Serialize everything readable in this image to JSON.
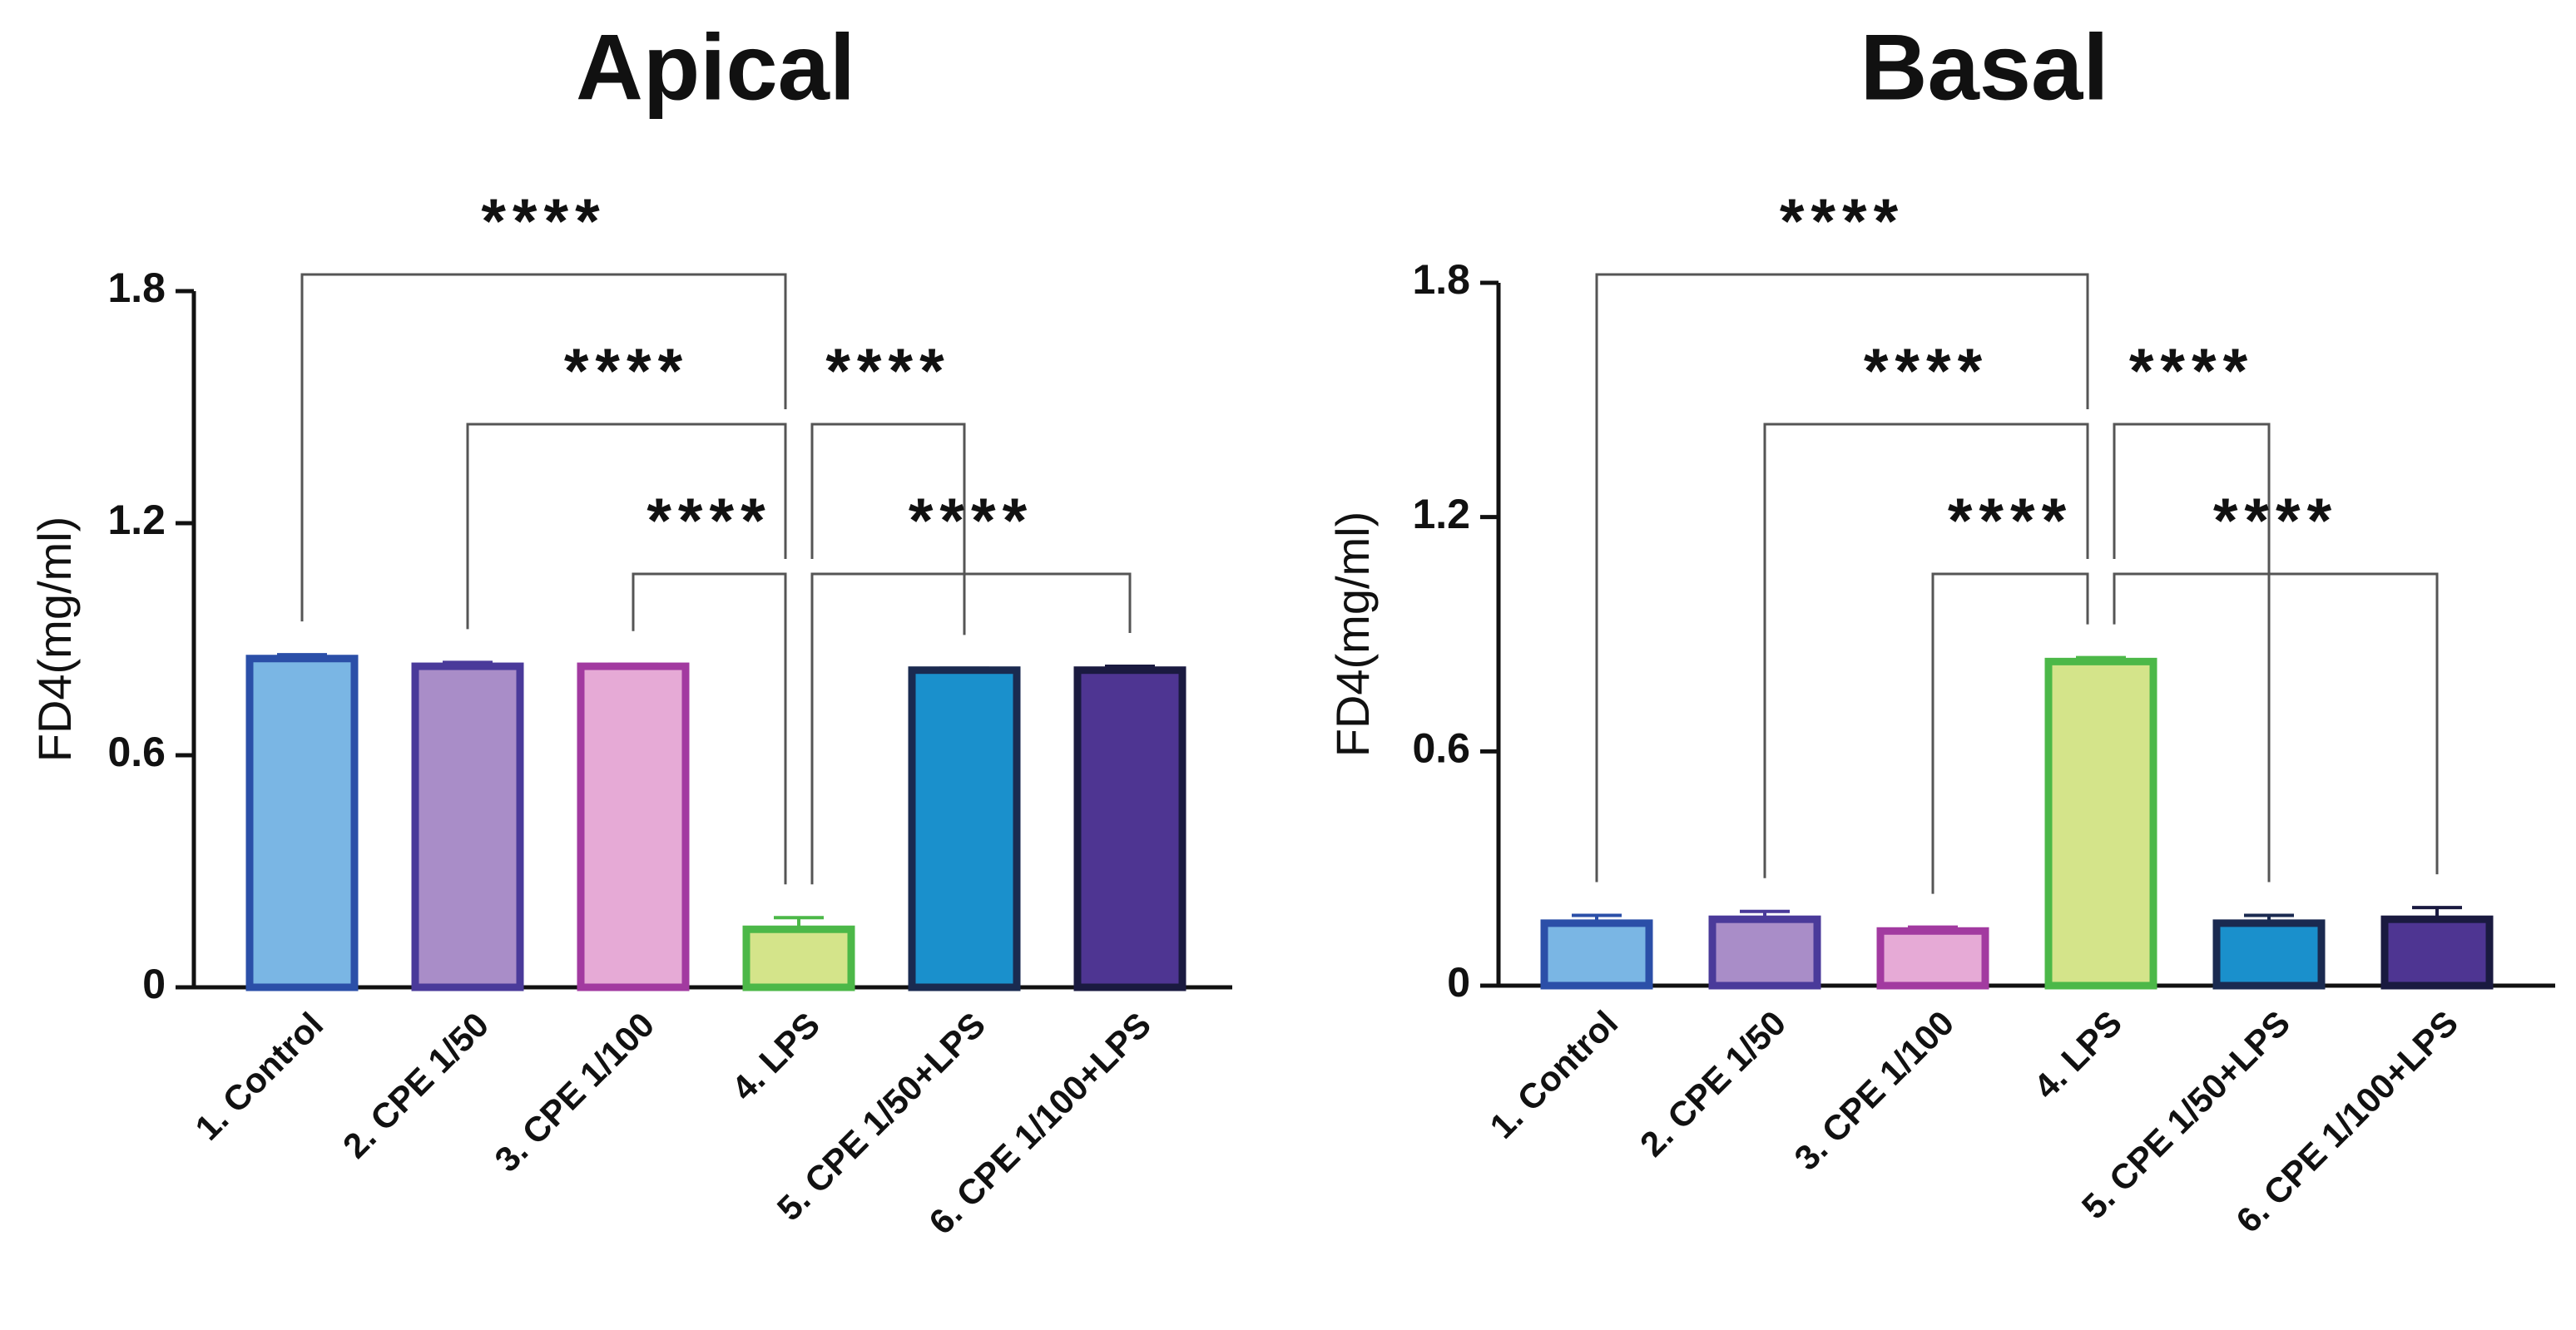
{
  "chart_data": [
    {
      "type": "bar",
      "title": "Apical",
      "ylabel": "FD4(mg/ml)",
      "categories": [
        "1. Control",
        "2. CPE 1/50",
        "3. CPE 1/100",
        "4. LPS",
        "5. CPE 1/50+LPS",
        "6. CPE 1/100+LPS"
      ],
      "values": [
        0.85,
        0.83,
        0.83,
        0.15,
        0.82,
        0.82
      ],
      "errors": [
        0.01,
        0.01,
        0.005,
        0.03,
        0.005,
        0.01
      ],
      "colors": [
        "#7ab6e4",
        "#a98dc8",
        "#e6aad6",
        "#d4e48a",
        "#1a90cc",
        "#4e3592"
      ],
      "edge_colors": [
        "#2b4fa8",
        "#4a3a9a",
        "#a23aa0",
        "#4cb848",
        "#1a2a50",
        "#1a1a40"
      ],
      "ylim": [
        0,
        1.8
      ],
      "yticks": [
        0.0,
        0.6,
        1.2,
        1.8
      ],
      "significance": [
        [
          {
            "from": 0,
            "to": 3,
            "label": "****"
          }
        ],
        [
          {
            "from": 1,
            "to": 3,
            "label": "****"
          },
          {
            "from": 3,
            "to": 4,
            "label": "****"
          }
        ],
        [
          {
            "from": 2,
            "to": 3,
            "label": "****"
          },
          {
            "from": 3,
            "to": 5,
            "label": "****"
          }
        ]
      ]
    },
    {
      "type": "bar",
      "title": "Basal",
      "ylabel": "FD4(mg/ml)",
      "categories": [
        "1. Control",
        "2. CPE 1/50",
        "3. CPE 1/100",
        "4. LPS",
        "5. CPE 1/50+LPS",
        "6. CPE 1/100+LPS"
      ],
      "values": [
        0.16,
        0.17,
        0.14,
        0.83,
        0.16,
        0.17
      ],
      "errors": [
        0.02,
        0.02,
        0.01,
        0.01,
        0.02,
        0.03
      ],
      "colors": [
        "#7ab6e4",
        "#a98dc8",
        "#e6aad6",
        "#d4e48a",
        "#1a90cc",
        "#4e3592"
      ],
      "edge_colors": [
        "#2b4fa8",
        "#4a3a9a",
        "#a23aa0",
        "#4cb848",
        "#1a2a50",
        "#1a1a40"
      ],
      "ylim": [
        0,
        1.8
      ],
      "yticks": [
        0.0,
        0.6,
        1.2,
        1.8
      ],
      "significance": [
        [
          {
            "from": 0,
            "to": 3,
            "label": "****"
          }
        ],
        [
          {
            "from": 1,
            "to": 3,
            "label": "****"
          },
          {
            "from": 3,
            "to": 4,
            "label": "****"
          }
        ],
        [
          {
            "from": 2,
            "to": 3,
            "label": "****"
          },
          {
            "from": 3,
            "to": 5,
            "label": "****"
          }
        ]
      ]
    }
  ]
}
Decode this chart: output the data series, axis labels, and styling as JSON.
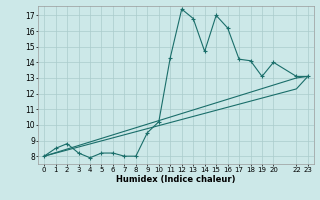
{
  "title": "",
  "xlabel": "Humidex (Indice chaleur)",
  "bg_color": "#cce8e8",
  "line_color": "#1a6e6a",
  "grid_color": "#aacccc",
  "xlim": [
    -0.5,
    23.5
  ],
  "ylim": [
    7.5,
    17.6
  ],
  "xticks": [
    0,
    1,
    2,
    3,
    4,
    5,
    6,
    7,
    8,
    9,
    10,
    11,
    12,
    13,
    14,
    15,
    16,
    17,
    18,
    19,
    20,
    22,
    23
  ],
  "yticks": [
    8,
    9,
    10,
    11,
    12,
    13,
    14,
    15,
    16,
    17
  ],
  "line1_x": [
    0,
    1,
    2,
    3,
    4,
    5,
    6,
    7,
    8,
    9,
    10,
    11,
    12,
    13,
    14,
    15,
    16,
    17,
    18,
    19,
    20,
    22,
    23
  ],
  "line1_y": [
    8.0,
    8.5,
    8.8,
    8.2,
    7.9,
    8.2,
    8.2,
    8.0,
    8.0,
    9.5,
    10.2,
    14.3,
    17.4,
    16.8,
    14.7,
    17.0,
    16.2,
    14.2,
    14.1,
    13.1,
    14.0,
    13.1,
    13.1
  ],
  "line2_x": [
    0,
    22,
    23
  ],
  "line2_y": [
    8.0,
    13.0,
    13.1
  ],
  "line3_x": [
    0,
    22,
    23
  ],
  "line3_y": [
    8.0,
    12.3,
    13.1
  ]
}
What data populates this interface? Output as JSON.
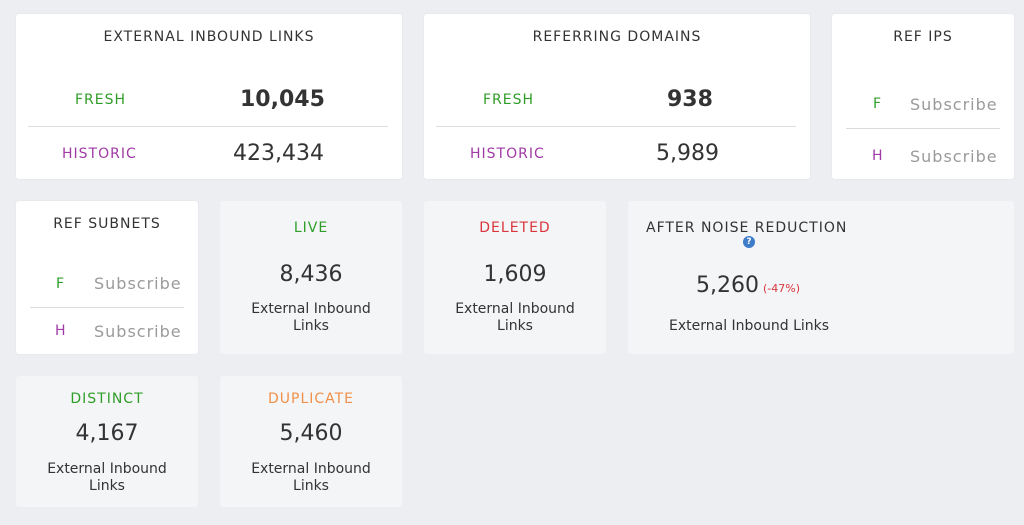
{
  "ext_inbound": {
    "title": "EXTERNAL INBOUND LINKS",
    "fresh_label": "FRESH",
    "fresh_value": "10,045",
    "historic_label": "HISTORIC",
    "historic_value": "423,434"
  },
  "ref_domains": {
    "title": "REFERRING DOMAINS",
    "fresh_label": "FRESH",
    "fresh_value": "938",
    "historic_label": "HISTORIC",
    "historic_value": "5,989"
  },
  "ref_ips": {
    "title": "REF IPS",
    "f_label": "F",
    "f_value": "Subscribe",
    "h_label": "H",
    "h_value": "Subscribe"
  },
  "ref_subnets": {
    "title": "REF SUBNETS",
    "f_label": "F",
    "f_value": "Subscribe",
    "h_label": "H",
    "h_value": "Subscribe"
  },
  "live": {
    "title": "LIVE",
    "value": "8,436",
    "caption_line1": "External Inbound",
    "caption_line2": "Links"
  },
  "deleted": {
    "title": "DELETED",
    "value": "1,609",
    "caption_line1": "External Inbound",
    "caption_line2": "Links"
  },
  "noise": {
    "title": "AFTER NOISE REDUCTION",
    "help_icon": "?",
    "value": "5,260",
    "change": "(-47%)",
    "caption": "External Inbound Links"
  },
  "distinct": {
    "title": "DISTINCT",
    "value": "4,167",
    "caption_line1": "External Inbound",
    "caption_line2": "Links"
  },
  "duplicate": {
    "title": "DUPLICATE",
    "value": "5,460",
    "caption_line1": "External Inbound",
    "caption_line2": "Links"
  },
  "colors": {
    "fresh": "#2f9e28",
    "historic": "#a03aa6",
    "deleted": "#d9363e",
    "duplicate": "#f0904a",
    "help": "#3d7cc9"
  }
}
○ ○ ○ ○ ○ ○ ○
▶ Your objective:
Nothing but the pictures may be dropped; output the records above exactly.

▶ Response:
Serialize everything readable in this image to JSON.
{
  "chart_data": [
    {
      "type": "bar",
      "title": "Apical",
      "ylabel": "FD4(mg/ml)",
      "categories": [
        "1. Control",
        "2. CPE 1/50",
        "3. CPE 1/100",
        "4. LPS",
        "5. CPE 1/50+LPS",
        "6. CPE 1/100+LPS"
      ],
      "values": [
        0.85,
        0.83,
        0.83,
        0.15,
        0.82,
        0.82
      ],
      "errors": [
        0.01,
        0.01,
        0.005,
        0.03,
        0.005,
        0.01
      ],
      "colors": [
        "#7ab6e4",
        "#a98dc8",
        "#e6aad6",
        "#d4e48a",
        "#1a90cc",
        "#4e3592"
      ],
      "edge_colors": [
        "#2b4fa8",
        "#4a3a9a",
        "#a23aa0",
        "#4cb848",
        "#1a2a50",
        "#1a1a40"
      ],
      "ylim": [
        0,
        1.8
      ],
      "yticks": [
        0.0,
        0.6,
        1.2,
        1.8
      ],
      "significance": [
        [
          {
            "from": 0,
            "to": 3,
            "label": "****"
          }
        ],
        [
          {
            "from": 1,
            "to": 3,
            "label": "****"
          },
          {
            "from": 3,
            "to": 4,
            "label": "****"
          }
        ],
        [
          {
            "from": 2,
            "to": 3,
            "label": "****"
          },
          {
            "from": 3,
            "to": 5,
            "label": "****"
          }
        ]
      ]
    },
    {
      "type": "bar",
      "title": "Basal",
      "ylabel": "FD4(mg/ml)",
      "categories": [
        "1. Control",
        "2. CPE 1/50",
        "3. CPE 1/100",
        "4. LPS",
        "5. CPE 1/50+LPS",
        "6. CPE 1/100+LPS"
      ],
      "values": [
        0.16,
        0.17,
        0.14,
        0.83,
        0.16,
        0.17
      ],
      "errors": [
        0.02,
        0.02,
        0.01,
        0.01,
        0.02,
        0.03
      ],
      "colors": [
        "#7ab6e4",
        "#a98dc8",
        "#e6aad6",
        "#d4e48a",
        "#1a90cc",
        "#4e3592"
      ],
      "edge_colors": [
        "#2b4fa8",
        "#4a3a9a",
        "#a23aa0",
        "#4cb848",
        "#1a2a50",
        "#1a1a40"
      ],
      "ylim": [
        0,
        1.8
      ],
      "yticks": [
        0.0,
        0.6,
        1.2,
        1.8
      ],
      "significance": [
        [
          {
            "from": 0,
            "to": 3,
            "label": "****"
          }
        ],
        [
          {
            "from": 1,
            "to": 3,
            "label": "****"
          },
          {
            "from": 3,
            "to": 4,
            "label": "****"
          }
        ],
        [
          {
            "from": 2,
            "to": 3,
            "label": "****"
          },
          {
            "from": 3,
            "to": 5,
            "label": "****"
          }
        ]
      ]
    }
  ]
}
Decode this chart: output the data series, axis labels, and styling as JSON.
{
  "title": "",
  "xlabel": "Humidex (Indice chaleur)",
  "bg_color": "#cce8e8",
  "line_color": "#1a6e6a",
  "grid_color": "#aacccc",
  "xlim": [
    -0.5,
    23.5
  ],
  "ylim": [
    7.5,
    17.6
  ],
  "xticks": [
    0,
    1,
    2,
    3,
    4,
    5,
    6,
    7,
    8,
    9,
    10,
    11,
    12,
    13,
    14,
    15,
    16,
    17,
    18,
    19,
    20,
    22,
    23
  ],
  "yticks": [
    8,
    9,
    10,
    11,
    12,
    13,
    14,
    15,
    16,
    17
  ],
  "line1_x": [
    0,
    1,
    2,
    3,
    4,
    5,
    6,
    7,
    8,
    9,
    10,
    11,
    12,
    13,
    14,
    15,
    16,
    17,
    18,
    19,
    20,
    22,
    23
  ],
  "line1_y": [
    8.0,
    8.5,
    8.8,
    8.2,
    7.9,
    8.2,
    8.2,
    8.0,
    8.0,
    9.5,
    10.2,
    14.3,
    17.4,
    16.8,
    14.7,
    17.0,
    16.2,
    14.2,
    14.1,
    13.1,
    14.0,
    13.1,
    13.1
  ],
  "line2_x": [
    0,
    22,
    23
  ],
  "line2_y": [
    8.0,
    13.0,
    13.1
  ],
  "line3_x": [
    0,
    22,
    23
  ],
  "line3_y": [
    8.0,
    12.3,
    13.1
  ]
}
What data populates this interface? Output as JSON.
{
  "ext_inbound": {
    "title": "EXTERNAL INBOUND LINKS",
    "fresh_label": "FRESH",
    "fresh_value": "10,045",
    "historic_label": "HISTORIC",
    "historic_value": "423,434"
  },
  "ref_domains": {
    "title": "REFERRING DOMAINS",
    "fresh_label": "FRESH",
    "fresh_value": "938",
    "historic_label": "HISTORIC",
    "historic_value": "5,989"
  },
  "ref_ips": {
    "title": "REF IPS",
    "f_label": "F",
    "f_value": "Subscribe",
    "h_label": "H",
    "h_value": "Subscribe"
  },
  "ref_subnets": {
    "title": "REF SUBNETS",
    "f_label": "F",
    "f_value": "Subscribe",
    "h_label": "H",
    "h_value": "Subscribe"
  },
  "live": {
    "title": "LIVE",
    "value": "8,436",
    "caption_line1": "External Inbound",
    "caption_line2": "Links"
  },
  "deleted": {
    "title": "DELETED",
    "value": "1,609",
    "caption_line1": "External Inbound",
    "caption_line2": "Links"
  },
  "noise": {
    "title": "AFTER NOISE REDUCTION",
    "help_icon": "?",
    "value": "5,260",
    "change": "(-47%)",
    "caption": "External Inbound Links"
  },
  "distinct": {
    "title": "DISTINCT",
    "value": "4,167",
    "caption_line1": "External Inbound",
    "caption_line2": "Links"
  },
  "duplicate": {
    "title": "DUPLICATE",
    "value": "5,460",
    "caption_line1": "External Inbound",
    "caption_line2": "Links"
  },
  "colors": {
    "fresh": "#2f9e28",
    "historic": "#a03aa6",
    "deleted": "#d9363e",
    "duplicate": "#f0904a",
    "help": "#3d7cc9"
  }
}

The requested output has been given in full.